## Problem description
Images embedded in the records are excluded; print everything else exactly as given.
++++++
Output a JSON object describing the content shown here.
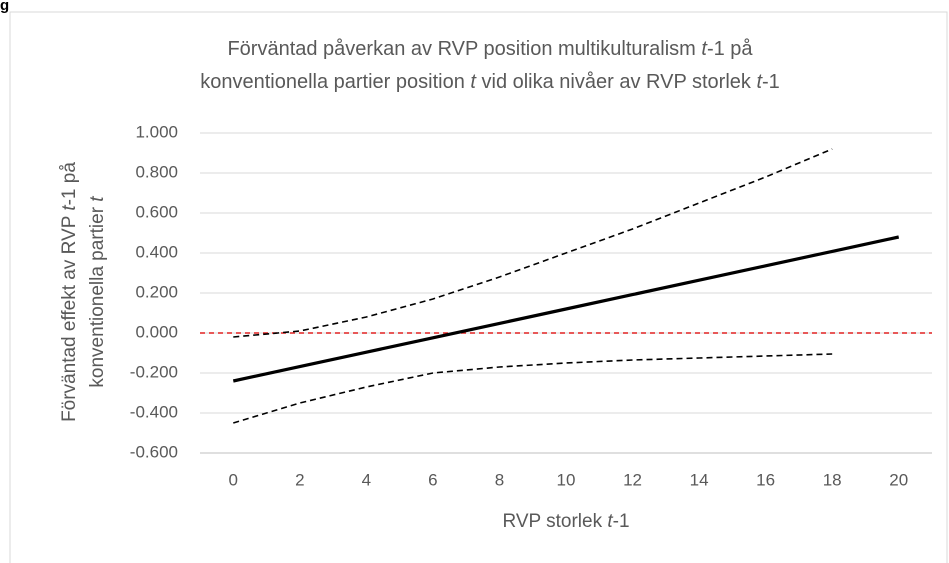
{
  "chart_data": {
    "type": "line",
    "corner_text": "g",
    "title_lines": [
      [
        "Förväntad påverkan av RVP position multikulturalism ",
        "t",
        "-1 på"
      ],
      [
        "konventionella partier position ",
        "t",
        " vid olika nivåer av RVP storlek ",
        "t",
        "-1"
      ]
    ],
    "ylabel_lines": [
      [
        "Förväntad effekt av RVP ",
        "t",
        "-1 på"
      ],
      [
        "konventionella partier ",
        "t"
      ]
    ],
    "xlabel": [
      "RVP storlek ",
      "t",
      "-1"
    ],
    "x": [
      0,
      2,
      4,
      6,
      8,
      10,
      12,
      14,
      16,
      18,
      20
    ],
    "series": [
      {
        "color": "#000000",
        "dash": false,
        "values": [
          -0.24,
          -0.168,
          -0.096,
          -0.024,
          0.048,
          0.12,
          0.192,
          0.264,
          0.336,
          0.408,
          0.48
        ]
      },
      {
        "color": "#000000",
        "dash": true,
        "values": [
          -0.02,
          0.01,
          0.08,
          0.17,
          0.28,
          0.4,
          0.52,
          0.65,
          0.78,
          0.92,
          null
        ]
      },
      {
        "color": "#000000",
        "dash": true,
        "values": [
          -0.45,
          -0.35,
          -0.27,
          -0.2,
          -0.17,
          -0.15,
          -0.135,
          -0.125,
          -0.115,
          -0.105,
          null
        ]
      }
    ],
    "reference_line": {
      "value": 0,
      "color": "#e02020"
    },
    "xlim": [
      -1,
      21
    ],
    "xticks": [
      0,
      2,
      4,
      6,
      8,
      10,
      12,
      14,
      16,
      18,
      20
    ],
    "ylim": [
      -0.6,
      1.0
    ],
    "yticks": [
      {
        "value": -0.6,
        "label": "-0.600"
      },
      {
        "value": -0.4,
        "label": "-0.400"
      },
      {
        "value": -0.2,
        "label": "-0.200"
      },
      {
        "value": 0,
        "label": "0.000"
      },
      {
        "value": 0.2,
        "label": "0.200"
      },
      {
        "value": 0.4,
        "label": "0.400"
      },
      {
        "value": 0.6,
        "label": "0.600"
      },
      {
        "value": 0.8,
        "label": "0.800"
      },
      {
        "value": 1.0,
        "label": "1.000"
      }
    ],
    "grid": true
  }
}
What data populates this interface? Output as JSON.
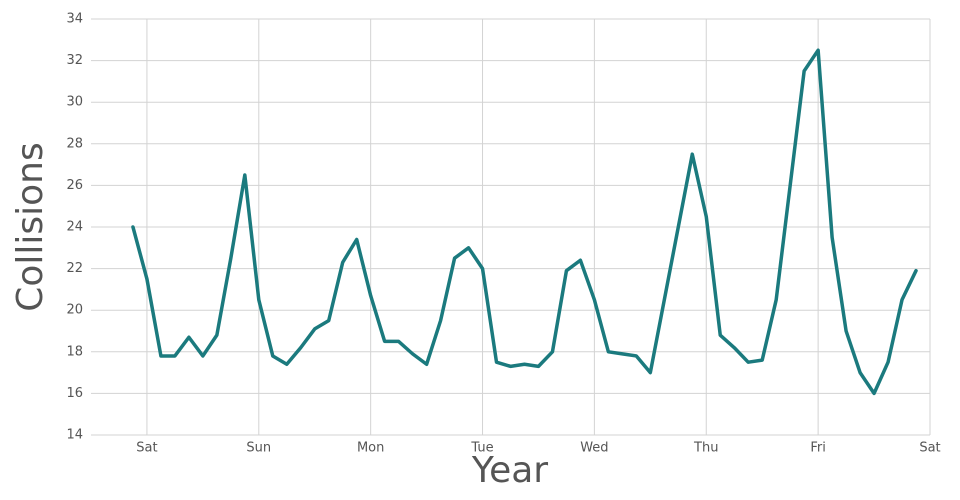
{
  "chart_data": {
    "type": "line",
    "xlabel": "Year",
    "ylabel": "Collisions",
    "x": [
      -3,
      0,
      3,
      6,
      9,
      12,
      15,
      18,
      21,
      24,
      27,
      30,
      33,
      36,
      39,
      42,
      45,
      48,
      51,
      54,
      57,
      60,
      63,
      66,
      69,
      72,
      75,
      78,
      81,
      84,
      87,
      90,
      93,
      96,
      99,
      102,
      105,
      108,
      111,
      114,
      117,
      120,
      123,
      126,
      129,
      132,
      135,
      138,
      141,
      144,
      147,
      150,
      153,
      156,
      159,
      162,
      165
    ],
    "series": [
      {
        "color": "#1b7a7e",
        "values": [
          24.0,
          21.5,
          17.8,
          17.8,
          18.7,
          17.8,
          18.8,
          22.5,
          26.5,
          20.5,
          17.8,
          17.4,
          18.2,
          19.1,
          19.5,
          22.3,
          23.4,
          20.7,
          18.5,
          18.5,
          17.9,
          17.4,
          19.5,
          22.5,
          23.0,
          22.0,
          17.5,
          17.3,
          17.4,
          17.3,
          18.0,
          21.9,
          22.4,
          20.5,
          18.0,
          17.9,
          17.8,
          17.0,
          20.5,
          24.0,
          27.5,
          24.5,
          18.8,
          18.2,
          17.5,
          17.6,
          20.5,
          26.0,
          31.5,
          32.5,
          23.5,
          19.0,
          17.0,
          16.0,
          17.5,
          20.5,
          21.9
        ]
      }
    ],
    "xlim": [
      -12,
      168
    ],
    "xticks": [
      {
        "value": 0,
        "label": "Sat"
      },
      {
        "value": 24,
        "label": "Sun"
      },
      {
        "value": 48,
        "label": "Mon"
      },
      {
        "value": 72,
        "label": "Tue"
      },
      {
        "value": 96,
        "label": "Wed"
      },
      {
        "value": 120,
        "label": "Thu"
      },
      {
        "value": 144,
        "label": "Fri"
      },
      {
        "value": 168,
        "label": "Sat"
      }
    ],
    "ylim": [
      14,
      34
    ],
    "yticks": [
      14,
      16,
      18,
      20,
      22,
      24,
      26,
      28,
      30,
      32,
      34
    ],
    "grid": true
  }
}
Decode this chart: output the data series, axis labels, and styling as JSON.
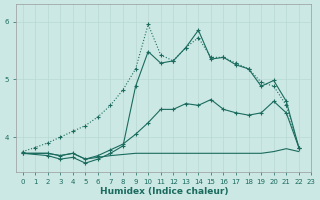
{
  "bg_color": "#cce8e4",
  "line_color": "#1a6b5e",
  "grid_color": "#b8d8d4",
  "xlabel": "Humidex (Indice chaleur)",
  "xlim": [
    -0.5,
    23
  ],
  "ylim": [
    3.4,
    6.3
  ],
  "yticks": [
    4,
    5,
    6
  ],
  "ytick_labels": [
    "4",
    "5",
    "6"
  ],
  "xtick_labels": [
    "0",
    "1",
    "2",
    "3",
    "4",
    "5",
    "6",
    "7",
    "8",
    "9",
    "10",
    "11",
    "12",
    "13",
    "14",
    "15",
    "16",
    "17",
    "18",
    "19",
    "20",
    "21",
    "22",
    "23"
  ],
  "line_dotted_x": [
    0,
    1,
    2,
    3,
    4,
    5,
    6,
    7,
    8,
    9,
    10,
    11,
    12,
    13,
    14,
    15,
    16,
    17,
    18,
    19,
    20,
    21,
    22
  ],
  "line_dotted_y": [
    3.75,
    3.82,
    3.9,
    4.0,
    4.1,
    4.2,
    4.35,
    4.55,
    4.82,
    5.18,
    5.95,
    5.42,
    5.32,
    5.55,
    5.72,
    5.38,
    5.38,
    5.28,
    5.18,
    4.95,
    4.88,
    4.55,
    3.82
  ],
  "line_mid_x": [
    0,
    2,
    3,
    4,
    5,
    6,
    7,
    8,
    9,
    10,
    11,
    12,
    13,
    14,
    15,
    16,
    17,
    18,
    19,
    20,
    21,
    22
  ],
  "line_mid_y": [
    3.72,
    3.72,
    3.68,
    3.72,
    3.62,
    3.68,
    3.78,
    3.88,
    4.05,
    4.25,
    4.48,
    4.48,
    4.58,
    4.55,
    4.65,
    4.48,
    4.42,
    4.38,
    4.42,
    4.62,
    4.42,
    3.82
  ],
  "line_upper_x": [
    0,
    2,
    3,
    4,
    5,
    6,
    7,
    8,
    9,
    10,
    11,
    12,
    13,
    14,
    15,
    16,
    17,
    18,
    19,
    20,
    21,
    22
  ],
  "line_upper_y": [
    3.72,
    3.68,
    3.62,
    3.65,
    3.55,
    3.62,
    3.72,
    3.85,
    4.88,
    5.48,
    5.28,
    5.32,
    5.55,
    5.85,
    5.35,
    5.38,
    5.25,
    5.18,
    4.88,
    4.98,
    4.62,
    3.82
  ],
  "line_flat_x": [
    0,
    1,
    2,
    3,
    4,
    5,
    6,
    7,
    8,
    9,
    10,
    11,
    12,
    13,
    14,
    15,
    16,
    17,
    18,
    19,
    20,
    21,
    22
  ],
  "line_flat_y": [
    3.72,
    3.72,
    3.72,
    3.68,
    3.72,
    3.62,
    3.65,
    3.68,
    3.7,
    3.72,
    3.72,
    3.72,
    3.72,
    3.72,
    3.72,
    3.72,
    3.72,
    3.72,
    3.72,
    3.72,
    3.75,
    3.8,
    3.75
  ]
}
++++++
## Task response
Output a JSON object describing the content shown here.
{
  "chart_data": {
    "type": "line",
    "corner_text": "g",
    "title_lines": [
      [
        "Förväntad påverkan av RVP position multikulturalism ",
        "t",
        "-1 på"
      ],
      [
        "konventionella partier position ",
        "t",
        " vid olika nivåer av RVP storlek ",
        "t",
        "-1"
      ]
    ],
    "ylabel_lines": [
      [
        "Förväntad effekt av RVP ",
        "t",
        "-1 på"
      ],
      [
        "konventionella partier ",
        "t"
      ]
    ],
    "xlabel": [
      "RVP storlek ",
      "t",
      "-1"
    ],
    "x": [
      0,
      2,
      4,
      6,
      8,
      10,
      12,
      14,
      16,
      18,
      20
    ],
    "series": [
      {
        "color": "#000000",
        "dash": false,
        "values": [
          -0.24,
          -0.168,
          -0.096,
          -0.024,
          0.048,
          0.12,
          0.192,
          0.264,
          0.336,
          0.408,
          0.48
        ]
      },
      {
        "color": "#000000",
        "dash": true,
        "values": [
          -0.02,
          0.01,
          0.08,
          0.17,
          0.28,
          0.4,
          0.52,
          0.65,
          0.78,
          0.92,
          null
        ]
      },
      {
        "color": "#000000",
        "dash": true,
        "values": [
          -0.45,
          -0.35,
          -0.27,
          -0.2,
          -0.17,
          -0.15,
          -0.135,
          -0.125,
          -0.115,
          -0.105,
          null
        ]
      }
    ],
    "reference_line": {
      "value": 0,
      "color": "#e02020"
    },
    "xlim": [
      -1,
      21
    ],
    "xticks": [
      0,
      2,
      4,
      6,
      8,
      10,
      12,
      14,
      16,
      18,
      20
    ],
    "ylim": [
      -0.6,
      1.0
    ],
    "yticks": [
      {
        "value": -0.6,
        "label": "-0.600"
      },
      {
        "value": -0.4,
        "label": "-0.400"
      },
      {
        "value": -0.2,
        "label": "-0.200"
      },
      {
        "value": 0,
        "label": "0.000"
      },
      {
        "value": 0.2,
        "label": "0.200"
      },
      {
        "value": 0.4,
        "label": "0.400"
      },
      {
        "value": 0.6,
        "label": "0.600"
      },
      {
        "value": 0.8,
        "label": "0.800"
      },
      {
        "value": 1.0,
        "label": "1.000"
      }
    ],
    "grid": true
  }
}
What data populates this interface? Output as JSON.
{
  "chart_data": {
    "type": "line",
    "xlabel": "Year",
    "ylabel": "Collisions",
    "x": [
      -3,
      0,
      3,
      6,
      9,
      12,
      15,
      18,
      21,
      24,
      27,
      30,
      33,
      36,
      39,
      42,
      45,
      48,
      51,
      54,
      57,
      60,
      63,
      66,
      69,
      72,
      75,
      78,
      81,
      84,
      87,
      90,
      93,
      96,
      99,
      102,
      105,
      108,
      111,
      114,
      117,
      120,
      123,
      126,
      129,
      132,
      135,
      138,
      141,
      144,
      147,
      150,
      153,
      156,
      159,
      162,
      165
    ],
    "series": [
      {
        "color": "#1b7a7e",
        "values": [
          24.0,
          21.5,
          17.8,
          17.8,
          18.7,
          17.8,
          18.8,
          22.5,
          26.5,
          20.5,
          17.8,
          17.4,
          18.2,
          19.1,
          19.5,
          22.3,
          23.4,
          20.7,
          18.5,
          18.5,
          17.9,
          17.4,
          19.5,
          22.5,
          23.0,
          22.0,
          17.5,
          17.3,
          17.4,
          17.3,
          18.0,
          21.9,
          22.4,
          20.5,
          18.0,
          17.9,
          17.8,
          17.0,
          20.5,
          24.0,
          27.5,
          24.5,
          18.8,
          18.2,
          17.5,
          17.6,
          20.5,
          26.0,
          31.5,
          32.5,
          23.5,
          19.0,
          17.0,
          16.0,
          17.5,
          20.5,
          21.9
        ]
      }
    ],
    "xlim": [
      -12,
      168
    ],
    "xticks": [
      {
        "value": 0,
        "label": "Sat"
      },
      {
        "value": 24,
        "label": "Sun"
      },
      {
        "value": 48,
        "label": "Mon"
      },
      {
        "value": 72,
        "label": "Tue"
      },
      {
        "value": 96,
        "label": "Wed"
      },
      {
        "value": 120,
        "label": "Thu"
      },
      {
        "value": 144,
        "label": "Fri"
      },
      {
        "value": 168,
        "label": "Sat"
      }
    ],
    "ylim": [
      14,
      34
    ],
    "yticks": [
      14,
      16,
      18,
      20,
      22,
      24,
      26,
      28,
      30,
      32,
      34
    ],
    "grid": true
  }
}
Decode this chart: output the data series, axis labels, and styling as JSON.
{
  "bg_color": "#cce8e4",
  "line_color": "#1a6b5e",
  "grid_color": "#b8d8d4",
  "xlabel": "Humidex (Indice chaleur)",
  "xlim": [
    -0.5,
    23
  ],
  "ylim": [
    3.4,
    6.3
  ],
  "yticks": [
    4,
    5,
    6
  ],
  "ytick_labels": [
    "4",
    "5",
    "6"
  ],
  "xtick_labels": [
    "0",
    "1",
    "2",
    "3",
    "4",
    "5",
    "6",
    "7",
    "8",
    "9",
    "10",
    "11",
    "12",
    "13",
    "14",
    "15",
    "16",
    "17",
    "18",
    "19",
    "20",
    "21",
    "22",
    "23"
  ],
  "line_dotted_x": [
    0,
    1,
    2,
    3,
    4,
    5,
    6,
    7,
    8,
    9,
    10,
    11,
    12,
    13,
    14,
    15,
    16,
    17,
    18,
    19,
    20,
    21,
    22
  ],
  "line_dotted_y": [
    3.75,
    3.82,
    3.9,
    4.0,
    4.1,
    4.2,
    4.35,
    4.55,
    4.82,
    5.18,
    5.95,
    5.42,
    5.32,
    5.55,
    5.72,
    5.38,
    5.38,
    5.28,
    5.18,
    4.95,
    4.88,
    4.55,
    3.82
  ],
  "line_mid_x": [
    0,
    2,
    3,
    4,
    5,
    6,
    7,
    8,
    9,
    10,
    11,
    12,
    13,
    14,
    15,
    16,
    17,
    18,
    19,
    20,
    21,
    22
  ],
  "line_mid_y": [
    3.72,
    3.72,
    3.68,
    3.72,
    3.62,
    3.68,
    3.78,
    3.88,
    4.05,
    4.25,
    4.48,
    4.48,
    4.58,
    4.55,
    4.65,
    4.48,
    4.42,
    4.38,
    4.42,
    4.62,
    4.42,
    3.82
  ],
  "line_upper_x": [
    0,
    2,
    3,
    4,
    5,
    6,
    7,
    8,
    9,
    10,
    11,
    12,
    13,
    14,
    15,
    16,
    17,
    18,
    19,
    20,
    21,
    22
  ],
  "line_upper_y": [
    3.72,
    3.68,
    3.62,
    3.65,
    3.55,
    3.62,
    3.72,
    3.85,
    4.88,
    5.48,
    5.28,
    5.32,
    5.55,
    5.85,
    5.35,
    5.38,
    5.25,
    5.18,
    4.88,
    4.98,
    4.62,
    3.82
  ],
  "line_flat_x": [
    0,
    1,
    2,
    3,
    4,
    5,
    6,
    7,
    8,
    9,
    10,
    11,
    12,
    13,
    14,
    15,
    16,
    17,
    18,
    19,
    20,
    21,
    22
  ],
  "line_flat_y": [
    3.72,
    3.72,
    3.72,
    3.68,
    3.72,
    3.62,
    3.65,
    3.68,
    3.7,
    3.72,
    3.72,
    3.72,
    3.72,
    3.72,
    3.72,
    3.72,
    3.72,
    3.72,
    3.72,
    3.72,
    3.75,
    3.8,
    3.75
  ]
}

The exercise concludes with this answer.